- [Aim]: Scan the lines below; pull out those with "provvedimenti".

── Information shown ──

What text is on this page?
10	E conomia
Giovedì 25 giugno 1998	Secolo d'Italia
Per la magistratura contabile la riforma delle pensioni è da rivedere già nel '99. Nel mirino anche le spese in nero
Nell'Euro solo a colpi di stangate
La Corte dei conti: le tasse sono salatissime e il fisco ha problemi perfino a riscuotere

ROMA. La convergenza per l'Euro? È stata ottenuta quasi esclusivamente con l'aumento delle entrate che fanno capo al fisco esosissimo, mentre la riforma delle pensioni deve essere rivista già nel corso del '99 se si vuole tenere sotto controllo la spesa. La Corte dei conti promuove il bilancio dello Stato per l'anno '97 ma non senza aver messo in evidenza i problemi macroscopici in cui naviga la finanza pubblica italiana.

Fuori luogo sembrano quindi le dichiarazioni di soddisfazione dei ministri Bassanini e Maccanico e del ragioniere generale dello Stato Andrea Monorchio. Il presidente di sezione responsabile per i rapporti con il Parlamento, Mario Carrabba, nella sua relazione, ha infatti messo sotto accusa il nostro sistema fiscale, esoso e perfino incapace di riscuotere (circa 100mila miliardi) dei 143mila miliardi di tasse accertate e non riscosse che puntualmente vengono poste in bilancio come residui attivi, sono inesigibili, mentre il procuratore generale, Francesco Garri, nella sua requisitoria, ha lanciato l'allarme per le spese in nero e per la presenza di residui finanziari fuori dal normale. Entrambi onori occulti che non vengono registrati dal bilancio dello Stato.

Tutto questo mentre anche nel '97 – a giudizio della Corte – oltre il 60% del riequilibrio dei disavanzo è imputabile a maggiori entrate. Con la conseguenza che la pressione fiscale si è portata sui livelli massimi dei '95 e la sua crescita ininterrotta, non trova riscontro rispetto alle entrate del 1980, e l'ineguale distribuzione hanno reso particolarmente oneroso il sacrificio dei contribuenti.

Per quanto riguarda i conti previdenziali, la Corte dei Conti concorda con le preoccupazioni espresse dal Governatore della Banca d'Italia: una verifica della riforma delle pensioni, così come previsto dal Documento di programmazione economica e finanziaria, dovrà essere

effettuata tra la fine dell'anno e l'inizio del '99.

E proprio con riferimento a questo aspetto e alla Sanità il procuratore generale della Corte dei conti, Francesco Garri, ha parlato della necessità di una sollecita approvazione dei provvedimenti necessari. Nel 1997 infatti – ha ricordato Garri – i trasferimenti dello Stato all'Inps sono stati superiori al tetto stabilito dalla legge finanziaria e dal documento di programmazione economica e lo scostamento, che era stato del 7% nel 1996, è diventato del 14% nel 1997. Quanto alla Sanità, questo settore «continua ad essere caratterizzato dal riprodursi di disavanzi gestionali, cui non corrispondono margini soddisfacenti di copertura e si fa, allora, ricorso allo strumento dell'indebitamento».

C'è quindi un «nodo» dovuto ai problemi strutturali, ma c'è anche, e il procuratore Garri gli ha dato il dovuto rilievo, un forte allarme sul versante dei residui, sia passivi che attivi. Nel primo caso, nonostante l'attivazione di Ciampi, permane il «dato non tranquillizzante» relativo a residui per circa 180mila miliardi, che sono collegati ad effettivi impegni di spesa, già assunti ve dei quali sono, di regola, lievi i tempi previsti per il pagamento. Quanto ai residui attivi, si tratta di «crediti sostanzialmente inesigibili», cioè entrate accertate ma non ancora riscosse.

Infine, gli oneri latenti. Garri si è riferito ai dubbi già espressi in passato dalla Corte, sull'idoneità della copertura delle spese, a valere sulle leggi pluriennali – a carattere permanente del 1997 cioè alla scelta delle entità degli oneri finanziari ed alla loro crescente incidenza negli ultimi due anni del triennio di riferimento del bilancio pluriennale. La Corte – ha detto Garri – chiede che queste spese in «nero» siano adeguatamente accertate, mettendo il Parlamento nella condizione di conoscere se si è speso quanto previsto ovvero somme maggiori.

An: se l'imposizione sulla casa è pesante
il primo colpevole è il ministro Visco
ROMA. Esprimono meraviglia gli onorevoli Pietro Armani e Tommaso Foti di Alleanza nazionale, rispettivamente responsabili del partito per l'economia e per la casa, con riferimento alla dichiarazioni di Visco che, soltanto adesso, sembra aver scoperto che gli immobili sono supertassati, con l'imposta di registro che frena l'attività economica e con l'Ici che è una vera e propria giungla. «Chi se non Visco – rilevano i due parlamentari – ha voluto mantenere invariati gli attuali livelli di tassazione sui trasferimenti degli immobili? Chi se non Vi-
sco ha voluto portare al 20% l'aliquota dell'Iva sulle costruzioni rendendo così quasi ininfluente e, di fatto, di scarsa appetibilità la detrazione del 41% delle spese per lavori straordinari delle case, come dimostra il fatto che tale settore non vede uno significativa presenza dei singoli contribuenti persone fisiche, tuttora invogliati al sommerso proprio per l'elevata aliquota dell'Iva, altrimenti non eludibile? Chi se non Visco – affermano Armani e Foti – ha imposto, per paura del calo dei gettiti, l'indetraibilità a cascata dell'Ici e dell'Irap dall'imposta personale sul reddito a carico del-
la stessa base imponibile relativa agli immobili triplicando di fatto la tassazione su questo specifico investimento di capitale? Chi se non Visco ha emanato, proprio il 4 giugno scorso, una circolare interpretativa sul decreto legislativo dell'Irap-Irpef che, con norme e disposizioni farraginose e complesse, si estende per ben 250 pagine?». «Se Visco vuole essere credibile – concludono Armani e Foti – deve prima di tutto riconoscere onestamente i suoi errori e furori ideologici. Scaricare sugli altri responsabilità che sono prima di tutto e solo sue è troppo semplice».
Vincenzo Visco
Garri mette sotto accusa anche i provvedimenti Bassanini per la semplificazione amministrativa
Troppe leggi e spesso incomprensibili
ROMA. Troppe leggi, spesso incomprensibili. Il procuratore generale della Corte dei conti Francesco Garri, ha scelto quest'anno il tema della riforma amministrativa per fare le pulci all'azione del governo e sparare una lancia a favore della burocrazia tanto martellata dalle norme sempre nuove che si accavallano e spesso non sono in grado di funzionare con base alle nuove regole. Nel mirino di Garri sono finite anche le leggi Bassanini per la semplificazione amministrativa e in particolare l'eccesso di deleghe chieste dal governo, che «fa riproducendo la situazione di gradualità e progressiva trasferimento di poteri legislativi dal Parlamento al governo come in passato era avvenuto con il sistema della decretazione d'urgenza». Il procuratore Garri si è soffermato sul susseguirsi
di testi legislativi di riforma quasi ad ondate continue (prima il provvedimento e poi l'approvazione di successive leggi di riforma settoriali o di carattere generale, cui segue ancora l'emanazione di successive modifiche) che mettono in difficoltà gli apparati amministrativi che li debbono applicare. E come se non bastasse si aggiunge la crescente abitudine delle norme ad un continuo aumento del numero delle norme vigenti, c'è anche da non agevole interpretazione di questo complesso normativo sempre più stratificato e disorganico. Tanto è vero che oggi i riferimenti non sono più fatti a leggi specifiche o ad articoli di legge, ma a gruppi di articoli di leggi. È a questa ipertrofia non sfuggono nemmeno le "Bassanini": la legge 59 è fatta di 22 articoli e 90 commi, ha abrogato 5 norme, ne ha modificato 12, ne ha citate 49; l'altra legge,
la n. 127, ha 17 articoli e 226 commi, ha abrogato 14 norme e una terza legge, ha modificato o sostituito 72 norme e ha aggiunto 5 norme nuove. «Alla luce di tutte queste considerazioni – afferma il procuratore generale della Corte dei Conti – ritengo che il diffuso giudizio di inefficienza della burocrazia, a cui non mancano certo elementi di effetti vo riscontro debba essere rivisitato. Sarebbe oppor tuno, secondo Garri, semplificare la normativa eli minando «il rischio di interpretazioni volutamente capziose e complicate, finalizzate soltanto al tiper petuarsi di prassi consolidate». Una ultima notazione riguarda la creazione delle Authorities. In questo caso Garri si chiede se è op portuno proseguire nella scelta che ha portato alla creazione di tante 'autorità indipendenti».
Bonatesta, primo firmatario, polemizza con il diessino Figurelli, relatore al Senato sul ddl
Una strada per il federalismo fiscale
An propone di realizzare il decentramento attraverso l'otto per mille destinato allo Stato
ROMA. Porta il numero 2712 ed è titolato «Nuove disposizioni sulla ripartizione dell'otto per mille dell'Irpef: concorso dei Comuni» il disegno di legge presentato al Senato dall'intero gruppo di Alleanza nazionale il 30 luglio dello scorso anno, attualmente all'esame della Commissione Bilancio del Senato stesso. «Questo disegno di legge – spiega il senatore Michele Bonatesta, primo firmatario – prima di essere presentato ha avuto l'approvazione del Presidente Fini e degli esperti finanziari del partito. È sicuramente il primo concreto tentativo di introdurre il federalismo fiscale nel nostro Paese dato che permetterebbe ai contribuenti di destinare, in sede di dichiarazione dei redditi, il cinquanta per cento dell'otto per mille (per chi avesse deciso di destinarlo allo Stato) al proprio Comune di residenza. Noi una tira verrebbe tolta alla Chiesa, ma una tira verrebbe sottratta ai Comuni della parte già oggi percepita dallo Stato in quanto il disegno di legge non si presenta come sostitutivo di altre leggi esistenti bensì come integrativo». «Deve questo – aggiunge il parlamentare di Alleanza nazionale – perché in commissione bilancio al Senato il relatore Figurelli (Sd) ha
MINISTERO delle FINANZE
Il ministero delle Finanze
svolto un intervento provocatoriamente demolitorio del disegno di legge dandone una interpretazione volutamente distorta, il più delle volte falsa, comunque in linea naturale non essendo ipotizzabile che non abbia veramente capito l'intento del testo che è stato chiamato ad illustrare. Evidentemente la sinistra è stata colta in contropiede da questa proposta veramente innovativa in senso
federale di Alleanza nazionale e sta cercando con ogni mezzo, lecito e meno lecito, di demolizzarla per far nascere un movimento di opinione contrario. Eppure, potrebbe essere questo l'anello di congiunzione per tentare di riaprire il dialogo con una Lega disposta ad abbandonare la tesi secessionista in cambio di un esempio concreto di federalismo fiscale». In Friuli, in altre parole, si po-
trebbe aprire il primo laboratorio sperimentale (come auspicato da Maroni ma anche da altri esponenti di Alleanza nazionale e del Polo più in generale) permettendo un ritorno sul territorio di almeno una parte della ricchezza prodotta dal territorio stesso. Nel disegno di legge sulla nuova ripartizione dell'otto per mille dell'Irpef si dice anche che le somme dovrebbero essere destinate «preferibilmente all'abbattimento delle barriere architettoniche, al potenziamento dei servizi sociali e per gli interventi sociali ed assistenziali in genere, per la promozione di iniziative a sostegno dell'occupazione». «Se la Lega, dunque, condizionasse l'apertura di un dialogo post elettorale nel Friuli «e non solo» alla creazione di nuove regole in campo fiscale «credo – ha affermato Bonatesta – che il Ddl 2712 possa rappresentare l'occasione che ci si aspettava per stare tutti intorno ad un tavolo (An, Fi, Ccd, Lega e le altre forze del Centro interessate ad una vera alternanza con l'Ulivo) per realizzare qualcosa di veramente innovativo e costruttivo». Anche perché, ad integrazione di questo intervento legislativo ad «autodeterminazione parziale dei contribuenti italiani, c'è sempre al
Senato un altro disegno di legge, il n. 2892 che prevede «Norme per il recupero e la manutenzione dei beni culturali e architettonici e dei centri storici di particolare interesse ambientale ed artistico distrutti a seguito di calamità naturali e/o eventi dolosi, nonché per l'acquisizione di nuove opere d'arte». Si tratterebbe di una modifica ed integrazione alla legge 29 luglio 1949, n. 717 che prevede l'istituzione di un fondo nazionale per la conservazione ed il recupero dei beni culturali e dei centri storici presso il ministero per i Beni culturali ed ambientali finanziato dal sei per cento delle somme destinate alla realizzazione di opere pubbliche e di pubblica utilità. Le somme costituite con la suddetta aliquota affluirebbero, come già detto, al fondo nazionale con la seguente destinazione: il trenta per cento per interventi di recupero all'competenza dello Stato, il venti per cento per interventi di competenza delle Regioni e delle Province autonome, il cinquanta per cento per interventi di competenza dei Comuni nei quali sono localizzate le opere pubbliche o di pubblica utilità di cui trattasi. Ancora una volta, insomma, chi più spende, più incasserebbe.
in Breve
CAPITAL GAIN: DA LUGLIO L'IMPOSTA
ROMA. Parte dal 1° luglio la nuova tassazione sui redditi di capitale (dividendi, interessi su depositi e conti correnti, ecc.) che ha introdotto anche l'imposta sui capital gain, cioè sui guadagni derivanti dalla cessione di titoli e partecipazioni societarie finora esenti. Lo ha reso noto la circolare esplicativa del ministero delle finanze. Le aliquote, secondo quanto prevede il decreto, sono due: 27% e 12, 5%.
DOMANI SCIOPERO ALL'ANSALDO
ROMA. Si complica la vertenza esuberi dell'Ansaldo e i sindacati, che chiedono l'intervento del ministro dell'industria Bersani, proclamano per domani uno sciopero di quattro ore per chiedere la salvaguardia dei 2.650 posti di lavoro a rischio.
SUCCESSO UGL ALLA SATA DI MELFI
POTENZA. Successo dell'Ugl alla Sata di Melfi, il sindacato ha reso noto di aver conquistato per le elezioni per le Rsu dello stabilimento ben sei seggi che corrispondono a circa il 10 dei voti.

───

- [Response to this exercise]:
E proprio con riferimento a questo aspetto e alla Sanità il procuratore generale della Corte dei conti, Francesco Garri, ha parlato della necessità di una sollecita approvazione dei provvedimenti necessari. Nel 1997 infatti – ha ricordato Garri – i trasferimenti dello Stato all'Inps sono stati superiori al tetto stabilito dalla legge finanziaria e dal documento di programmazione economica e lo scostamento, che era stato del 7% nel 1996, è diventato del 14% nel 1997. Quanto alla Sanità, questo settore «continua ad essere caratterizzato dal riprodursi di disavanzi gestionali, cui non corrispondono margini soddisfacenti di copertura e si fa, allora, ricorso allo strumento dell'indebitamento».
Garri mette sotto accusa anche i provvedimenti Bassanini per la semplificazione amministrativa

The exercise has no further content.